> [Aim of the task] Reproduce the lines verbatim, beginning at the line that contains "ruled-line [0, 76, 70, 77]" and stopping after the line that contains "divider [198, 472, 884, 473]".
** start of Records shown **
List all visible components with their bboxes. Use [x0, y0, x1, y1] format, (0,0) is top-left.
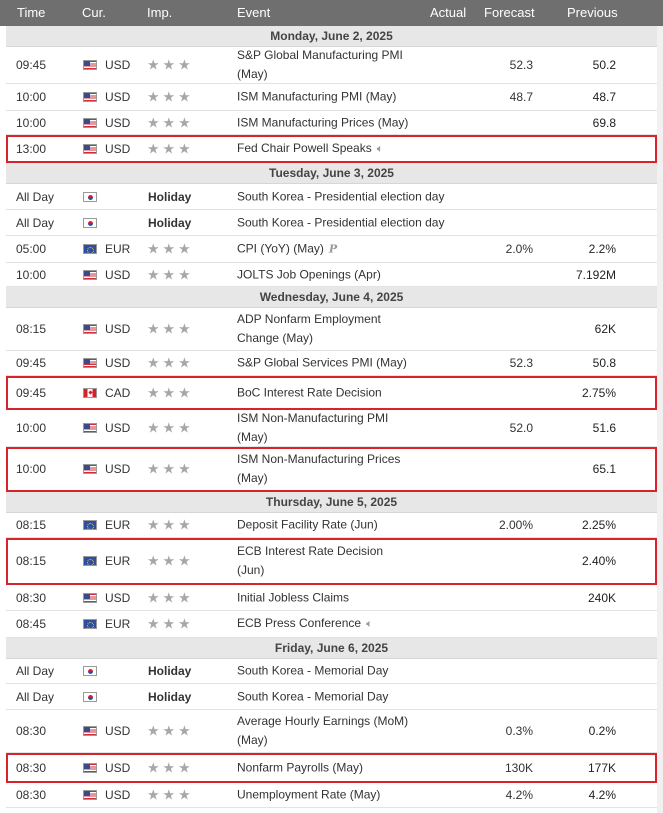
event-time: 08:30 — [16, 590, 47, 605]
importance-stars: ★★★ — [147, 320, 194, 337]
event-name[interactable] — [237, 758, 487, 777]
col-previous[interactable]: Previous — [567, 5, 618, 20]
previous-value: 0.2% — [588, 724, 616, 738]
flag-us-icon — [83, 358, 97, 368]
table-row[interactable] — [6, 47, 657, 84]
event-time: 08:45 — [16, 617, 47, 631]
previous-value: 48.7 — [592, 90, 616, 104]
table-row[interactable] — [6, 308, 657, 351]
flag-kr-icon — [83, 192, 97, 202]
previous-value: 50.8 — [592, 356, 616, 370]
event-name[interactable] — [237, 46, 487, 84]
event-name-line: CPI (YoY) (May) — [237, 241, 324, 256]
table-row[interactable] — [6, 611, 657, 638]
importance-stars: ★★★ — [147, 589, 194, 605]
currency-code: EUR — [105, 518, 131, 532]
table-row[interactable] — [6, 236, 657, 263]
flag-us-icon — [83, 790, 97, 800]
event-name-line: Unemployment Rate (May) — [237, 787, 381, 802]
event-time: All Day — [16, 189, 55, 204]
table-row[interactable] — [6, 659, 657, 684]
event-name[interactable] — [237, 662, 487, 681]
flag-us-icon — [83, 464, 97, 474]
importance-stars: ★★★ — [147, 140, 194, 156]
flag-us-icon — [83, 593, 97, 603]
event-name-line: Fed Chair Powell Speaks — [237, 140, 372, 155]
event-name[interactable] — [237, 187, 487, 206]
flag-us-icon — [83, 270, 97, 280]
currency-code: USD — [105, 421, 131, 435]
event-time: All Day — [16, 664, 55, 678]
flag-kr-icon — [83, 692, 97, 702]
holiday-label: Holiday — [148, 689, 192, 704]
importance-stars: ★★★ — [147, 88, 194, 105]
table-row[interactable] — [6, 263, 657, 287]
flag-us-icon — [83, 726, 97, 736]
table-row[interactable] — [6, 585, 657, 611]
importance-stars: ★★★ — [147, 516, 194, 533]
preliminary-icon: P — [328, 242, 338, 256]
flag-eu-icon — [83, 556, 97, 566]
holiday-label: Holiday — [148, 189, 192, 204]
previous-value: 7.192M — [575, 267, 616, 282]
importance-stars: ★★★ — [147, 552, 194, 569]
event-time: 08:15 — [16, 554, 47, 568]
currency-code: USD — [105, 141, 131, 156]
scrollbar[interactable] — [657, 26, 663, 813]
day-header: Tuesday, June 3, 2025 — [6, 163, 657, 184]
event-time: 09:45 — [16, 385, 47, 400]
flag-us-icon — [83, 423, 97, 433]
previous-value: 65.1 — [592, 462, 616, 476]
col-actual[interactable]: Actual — [430, 5, 467, 20]
col-importance[interactable]: Imp. — [147, 5, 173, 20]
event-name-line: Initial Jobless Claims — [237, 590, 350, 604]
speaker-icon: 🔈︎ — [366, 618, 373, 630]
table-row[interactable] — [6, 84, 657, 111]
event-time: 08:30 — [16, 788, 47, 802]
table-row[interactable] — [6, 447, 657, 492]
importance-stars: ★★★ — [147, 114, 194, 130]
table-row[interactable] — [6, 184, 657, 210]
col-currency[interactable]: Cur. — [82, 5, 106, 20]
event-name-line: Change (May) — [237, 331, 314, 345]
forecast-value: 2.00% — [498, 518, 533, 532]
event-time: 09:45 — [16, 58, 47, 72]
event-name-line: South Korea - Presidential election day — [237, 215, 445, 229]
event-name-line: Average Hourly Earnings (MoM) — [237, 714, 409, 728]
flag-us-icon — [83, 763, 97, 773]
event-name-line: (Jun) — [237, 563, 265, 577]
col-time[interactable]: Time — [17, 5, 46, 20]
currency-code: USD — [105, 788, 131, 802]
event-time: 10:00 — [16, 115, 47, 130]
importance-stars: ★★★ — [147, 266, 194, 282]
event-name[interactable] — [237, 516, 487, 535]
event-name-line: ISM Manufacturing Prices (May) — [237, 115, 409, 129]
event-name[interactable] — [237, 614, 487, 634]
previous-value: 2.75% — [581, 385, 616, 400]
table-row[interactable] — [6, 351, 657, 376]
holiday-label: Holiday — [148, 664, 192, 678]
event-name[interactable] — [237, 588, 487, 607]
speaker-icon: 🔈︎ — [376, 142, 384, 155]
flag-us-icon — [83, 324, 97, 334]
flag-us-icon — [83, 60, 97, 70]
day-header: Wednesday, June 4, 2025 — [6, 287, 657, 308]
currency-code: EUR — [105, 617, 131, 631]
previous-value: 240K — [587, 590, 616, 605]
forecast-value: 0.3% — [505, 724, 533, 738]
event-name-line: ECB Interest Rate Decision — [237, 544, 384, 558]
event-time: 05:00 — [16, 242, 47, 256]
table-row[interactable] — [6, 135, 657, 163]
event-name-line: South Korea - Memorial Day — [237, 689, 389, 703]
importance-stars: ★★★ — [147, 354, 194, 371]
previous-value: 4.2% — [588, 788, 616, 802]
event-name[interactable] — [237, 383, 487, 402]
importance-stars: ★★★ — [147, 240, 194, 257]
flag-us-icon — [83, 92, 97, 102]
importance-stars: ★★★ — [147, 419, 194, 436]
event-time: 08:30 — [16, 724, 47, 738]
currency-code: USD — [105, 322, 131, 336]
event-name-line: ECB Press Conference — [237, 616, 362, 630]
day-header: Thursday, June 5, 2025 — [6, 492, 657, 513]
event-name[interactable] — [237, 240, 487, 259]
event-name[interactable] — [237, 354, 487, 373]
forecast-value: 52.3 — [509, 58, 533, 72]
currency-code: USD — [105, 462, 131, 476]
table-row[interactable] — [6, 410, 657, 447]
previous-value: 177K — [587, 760, 616, 775]
flag-eu-icon — [83, 520, 97, 530]
col-event[interactable]: Event — [237, 5, 271, 20]
event-name[interactable] — [237, 542, 487, 580]
event-time: All Day — [16, 689, 55, 704]
forecast-value: 2.0% — [505, 242, 533, 256]
event-time: 10:00 — [16, 267, 47, 282]
importance-stars: ★★★ — [147, 615, 194, 632]
event-name[interactable] — [237, 310, 487, 348]
currency-code: USD — [105, 115, 131, 130]
event-name[interactable] — [237, 687, 487, 706]
day-header: Friday, June 6, 2025 — [6, 638, 657, 659]
forecast-value: 130K — [504, 760, 533, 775]
event-name-line: (May) — [237, 733, 268, 747]
table-header — [0, 0, 663, 26]
currency-code: USD — [105, 590, 131, 605]
event-name[interactable] — [237, 786, 487, 805]
event-name-line: Nonfarm Payrolls (May) — [237, 760, 364, 774]
holiday-label: Holiday — [148, 215, 192, 230]
event-name-line: (May) — [237, 67, 268, 81]
event-name[interactable] — [237, 409, 487, 447]
event-name-line: JOLTS Job Openings (Apr) — [237, 267, 381, 281]
day-header: Monday, June 2, 2025 — [6, 26, 657, 47]
event-name[interactable] — [237, 213, 487, 232]
event-name-line: South Korea - Memorial Day — [237, 663, 389, 678]
currency-code: CAD — [105, 385, 131, 400]
event-name[interactable] — [237, 139, 487, 159]
event-name[interactable] — [237, 450, 487, 488]
forecast-value: 48.7 — [509, 90, 533, 104]
event-name-line: ISM Non-Manufacturing Prices — [237, 452, 401, 466]
importance-stars: ★★★ — [147, 759, 194, 775]
currency-code: USD — [105, 760, 131, 775]
table-row[interactable] — [6, 513, 657, 538]
forecast-value: 4.2% — [505, 788, 533, 802]
previous-value: 50.2 — [592, 58, 616, 72]
previous-value: 2.40% — [581, 554, 616, 568]
importance-stars: ★★★ — [147, 722, 194, 739]
forecast-value: 52.0 — [509, 421, 533, 435]
importance-stars: ★★★ — [147, 384, 194, 400]
importance-stars: ★★★ — [147, 56, 194, 73]
event-time: 08:15 — [16, 322, 47, 336]
event-name-line: South Korea - Presidential election day — [237, 189, 445, 203]
table-row[interactable] — [6, 684, 657, 710]
event-name-line: S&P Global Manufacturing PMI — [237, 48, 403, 62]
event-name-line: ISM Manufacturing PMI (May) — [237, 89, 397, 104]
flag-kr-icon — [83, 666, 97, 676]
event-name[interactable] — [237, 265, 487, 284]
currency-code: USD — [105, 724, 131, 738]
flag-eu-icon — [83, 619, 97, 629]
currency-code: USD — [105, 267, 131, 282]
table-row[interactable] — [6, 710, 657, 753]
table-row[interactable] — [6, 783, 657, 808]
event-name-line: (May) — [237, 430, 268, 444]
event-time: 13:00 — [16, 141, 47, 156]
currency-code: USD — [105, 58, 131, 72]
flag-eu-icon — [83, 244, 97, 254]
event-name-line: (May) — [237, 471, 268, 485]
event-name-line: BoC Interest Rate Decision — [237, 385, 382, 399]
currency-code: USD — [105, 356, 131, 370]
currency-code: USD — [105, 90, 131, 104]
flag-us-icon — [83, 144, 97, 154]
table-row[interactable] — [6, 111, 657, 135]
flag-us-icon — [83, 118, 97, 128]
flag-kr-icon — [83, 218, 97, 228]
forecast-value: 52.3 — [509, 356, 533, 370]
event-name[interactable] — [237, 88, 487, 107]
table-row[interactable] — [6, 210, 657, 236]
importance-stars: ★★★ — [147, 460, 194, 477]
event-time: 09:45 — [16, 356, 47, 370]
event-name-line: Deposit Facility Rate (Jun) — [237, 517, 378, 532]
event-name-line: ADP Nonfarm Employment — [237, 312, 381, 326]
event-time: 10:00 — [16, 90, 47, 104]
previous-value: 51.6 — [592, 421, 616, 435]
event-time: 10:00 — [16, 421, 47, 435]
event-name-line: S&P Global Services PMI (May) — [237, 355, 407, 370]
previous-value: 2.2% — [588, 242, 616, 256]
event-name-line: ISM Non-Manufacturing PMI — [237, 411, 389, 425]
previous-value: 2.25% — [581, 518, 616, 532]
event-name[interactable] — [237, 712, 487, 750]
currency-code: EUR — [105, 554, 131, 568]
event-time: 10:00 — [16, 462, 47, 476]
event-time: 08:15 — [16, 518, 47, 532]
table-row[interactable] — [6, 753, 657, 783]
event-time: 08:30 — [16, 760, 47, 775]
flag-ca-icon — [83, 388, 97, 398]
col-forecast[interactable]: Forecast — [484, 5, 535, 20]
previous-value: 62K — [594, 322, 616, 336]
previous-value: 69.8 — [592, 115, 616, 130]
importance-stars: ★★★ — [147, 786, 194, 803]
event-name[interactable] — [237, 113, 487, 132]
currency-code: EUR — [105, 242, 131, 256]
table-row[interactable] — [6, 538, 657, 585]
table-row[interactable] — [6, 376, 657, 410]
event-time: All Day — [16, 215, 55, 230]
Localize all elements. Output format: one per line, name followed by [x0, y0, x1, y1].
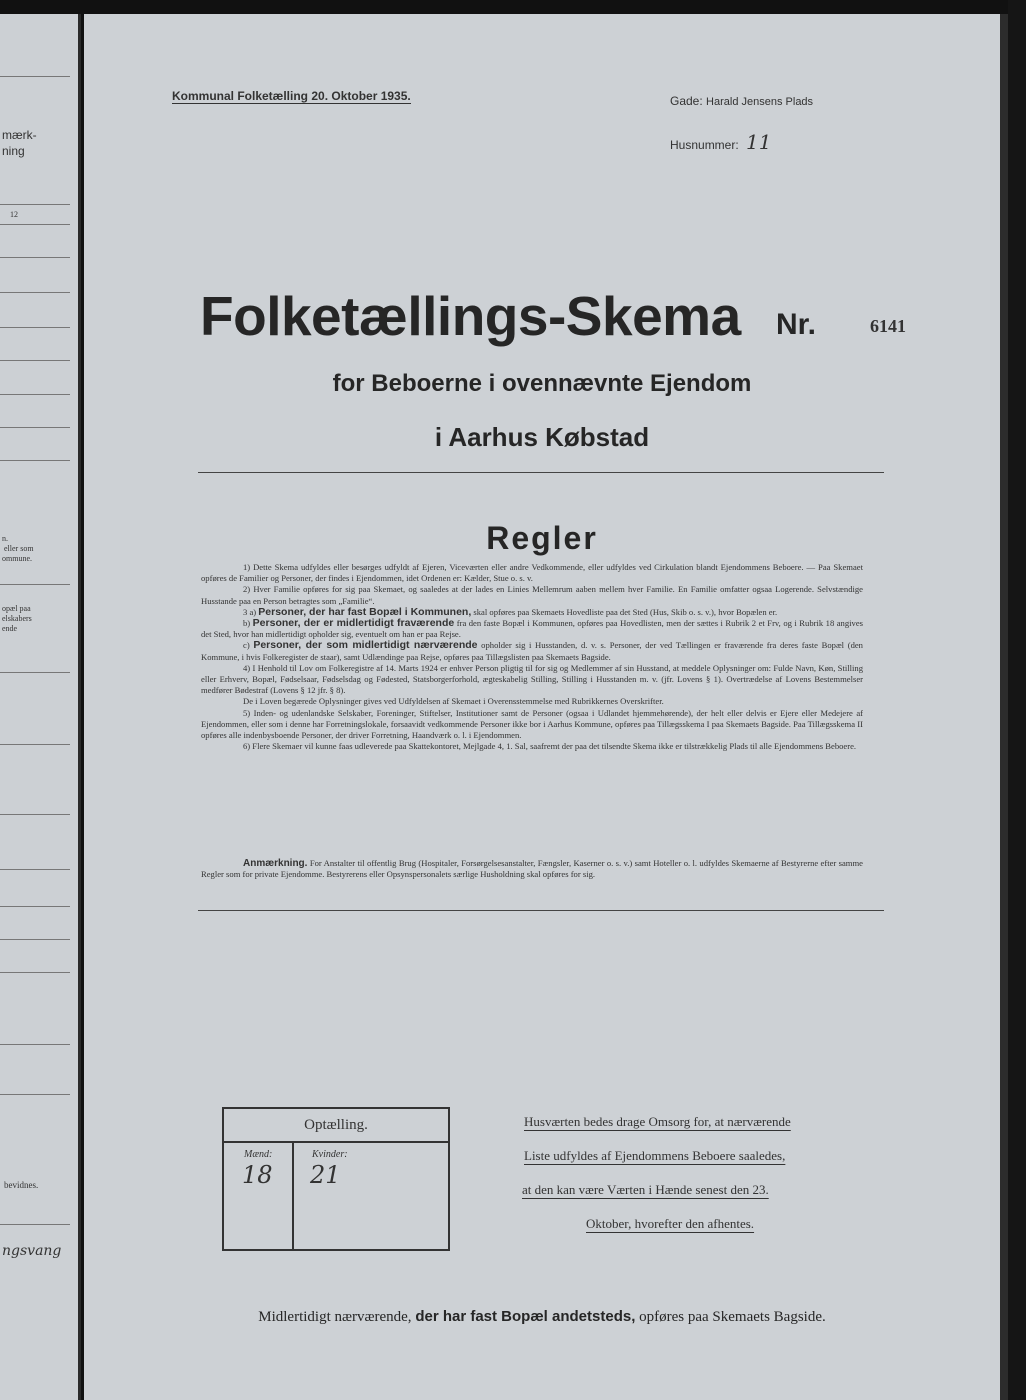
ruled-line [0, 76, 70, 77]
ruled-line [0, 584, 70, 585]
women-label: Kvinder: [312, 1149, 348, 1160]
ruled-line [0, 1224, 70, 1225]
tally-divider [292, 1141, 294, 1249]
divider [198, 910, 884, 911]
ruled-line [0, 1044, 70, 1045]
ruled-line [0, 814, 70, 815]
remark-text: For Anstalter til offentlig Brug (Hospitaler, Forsørgelsesanstalter, Fængsler, Kaserner o. s. v.) samt Hoteller o. l. udfyldes Skemaerne af Bestyrerne efter samme Regler som for private Ejendomme. Bestyrerens eller Opsynspersonalets særlige Husholdning skal opføres for sig. [201, 858, 863, 880]
divider [198, 472, 884, 473]
notice-line: at den kan være Værten i Hænde senest den 23. [522, 1182, 769, 1197]
form-subtitle: for Beboerne i ovennævnte Ejendom [332, 370, 752, 397]
prev-page-fragment: 12 [10, 210, 18, 219]
form-location: i Aarhus Købstad [434, 422, 650, 452]
rule-3b: b) Personer, der er midlertidigt fraværende fra den faste Bopæl i Kommunen, opføres paa Hovedlisten, men der sættes i Rubrik 2 et Frv, og i Rubrik 18 angives det Sted, hvor han midlertidigt opholder sig, eventuelt om han er paa Rejse. [201, 617, 863, 640]
ruled-line [0, 672, 70, 673]
street-value: Harald Jensens Plads [706, 96, 814, 108]
tally-title: Optælling. [304, 1117, 368, 1133]
prev-page-fragment: n. eller som ommune. [2, 534, 34, 563]
rule-4: 4) I Henhold til Lov om Folkeregistre af 14. Marts 1924 er enhver Person pligtig til for sig og Medlemmer af sin Husstand, at meddele Oplysninger om: Fulde Navn, Køn, Stilling eller Erhverv, Bopæl, Fødselsaar, Fødselsdag og Fødested, Statsborgerforhold, ægteskabelig Stilling, Stilling i Husstanden m. v. (jfr. Lovens § 1). Overtrædelse af Lovens Bestemmelser medfører Bødestraf (Lovens § 12 jfr. § 8). [201, 662, 863, 696]
house-number-value: 11 [746, 130, 772, 154]
handwritten-fragment: ngsvang [2, 1243, 62, 1259]
remark [201, 858, 863, 880]
house-number-field [670, 130, 771, 154]
house-number-label: Husnummer: [670, 138, 739, 152]
tally-box [222, 1107, 450, 1251]
previous-page-strip [0, 14, 81, 1400]
prev-page-fragment: bevidnes. [4, 1180, 39, 1190]
ruled-line [0, 394, 70, 395]
ruled-line [0, 1094, 70, 1095]
form-number-value: 6141 [870, 316, 906, 336]
ruled-line [0, 906, 70, 907]
page-edge [1000, 14, 1008, 1400]
ruled-line [0, 427, 70, 428]
street-field [670, 94, 813, 108]
remark-lead: Anmærkning. [243, 858, 308, 869]
form-title: Folketællings-Skema [200, 285, 741, 347]
ruled-line [0, 204, 70, 205]
rule-3a: 3 a) Personer, der har fast Bopæl i Kommunen, skal opføres paa Skemaets Hovedliste paa det Sted (Hus, Skib o. s. v.), hvor Bopælen er. [243, 605, 778, 618]
tally-divider [224, 1141, 448, 1143]
ruled-line [0, 460, 70, 461]
prev-page-fragment: mærk- ning [2, 128, 37, 158]
census-header: Kommunal Folketælling 20. Oktober 1935. [172, 89, 411, 103]
page-edge [1008, 0, 1026, 1400]
rules-text [201, 562, 863, 752]
footer-note: Midlertidigt nærværende, der har fast Bopæl andetsteds, opføres paa Skemaets Bagside. [258, 1308, 826, 1325]
ruled-line [0, 869, 70, 870]
ruled-line [0, 744, 70, 745]
ruled-line [0, 360, 70, 361]
form-number-label: Nr. [776, 308, 817, 341]
rule-6: 6) Flere Skemaer vil kunne faas udleverede paa Skattekontoret, Mejlgade 4, 1. Sal, saafremt der paa det tilsendte Skema ikke er tilstrækkelig Plads til alle Ejendommens Beboere. [243, 741, 857, 752]
rules-heading: Regler [486, 520, 598, 556]
rule-1: 1) Dette Skema udfyldes eller besørges udfyldt af Ejeren, Viceværten eller andre Vedkommende, eller udfyldes ved Cirkulation blandt Ejendommens Beboere. — Paa Skemaet opføres de Familier og Personer, der findes i Ejendommen, idet Ordenen er: Kælder, Stue o. s. v. [201, 562, 863, 584]
men-count: 18 [242, 1161, 273, 1189]
ruled-line [0, 257, 70, 258]
prev-page-fragment: opæl paa elskabers ende [2, 604, 32, 633]
notice-line: Husværten bedes drage Omsorg for, at nærværende [524, 1114, 791, 1129]
rule-5: 5) Inden- og udenlandske Selskaber, Foreninger, Stiftelser, Institutioner samt de Personer (ogsaa i Udlandet hjemmehørende), der helt eller delvis er Ejere eller Medejere af Ejendommen, eller som i denne har Forretningslokale, forsaavidt vedkommende Personer ikke bor i Aarhus Kommune, opføres paa Tillægsskema I paa Skemaets Bagside. Paa Tillægsskema II opføres alle indenbysboende Personer, der driver Forretning, Haandværk o. l. i Ejendommen. [201, 707, 863, 741]
ruled-line [0, 972, 70, 973]
men-label: Mænd: [244, 1149, 273, 1160]
ruled-line [0, 292, 70, 293]
rule-4b: De i Loven begærede Oplysninger gives ved Udfyldelsen af Skemaet i Overensstemmelse med Rubrikkernes Overskrifter. [243, 696, 664, 707]
notice-line: Liste udfyldes af Ejendommens Beboere saaledes, [524, 1148, 786, 1163]
census-form-page [84, 14, 1000, 1400]
ruled-line [0, 224, 70, 225]
street-label: Gade: [670, 94, 703, 108]
rule-2: 2) Hver Familie opføres for sig paa Skemaet, og saaledes at der lades en Linies Mellemrum aaben mellem hver Familie. En Familie omfatter ogsaa Logerende. Selvstændige Husstande paa en Person betragtes som „Familie“. [201, 584, 863, 606]
women-count: 21 [310, 1161, 341, 1189]
ruled-line [0, 327, 70, 328]
notice-line: Oktober, hvorefter den afhentes. [586, 1216, 755, 1231]
rule-3c: c) Personer, der som midlertidigt nærværende opholder sig i Husstanden, d. v. s. Personer, der ved Tællingen er fraværende fra deres faste Bopæl (den Kommune, i hvis Folkeregister de staar), samt Udlændinge paa Rejse, opføres paa Tillægslisten paa Skemaets Bagside. [201, 639, 863, 662]
ruled-line [0, 939, 70, 940]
** end of Records shown **
> [Correct result]
ruled-line [0, 76, 70, 77]
ruled-line [0, 584, 70, 585]
women-label: Kvinder: [312, 1149, 348, 1160]
ruled-line [0, 1224, 70, 1225]
tally-divider [292, 1141, 294, 1249]
divider [198, 910, 884, 911]
ruled-line [0, 1044, 70, 1045]
ruled-line [0, 814, 70, 815]
remark-text: For Anstalter til offentlig Brug (Hospitaler, Forsørgelsesanstalter, Fængsler, Kaserner o. s. v.) samt Hoteller o. l. udfyldes Skemaerne af Bestyrerne efter samme Regler som for private Ejendomme. Bestyrerens eller Opsynspersonalets særlige Husholdning skal opføres for sig. [201, 858, 863, 880]
divider [198, 472, 884, 473]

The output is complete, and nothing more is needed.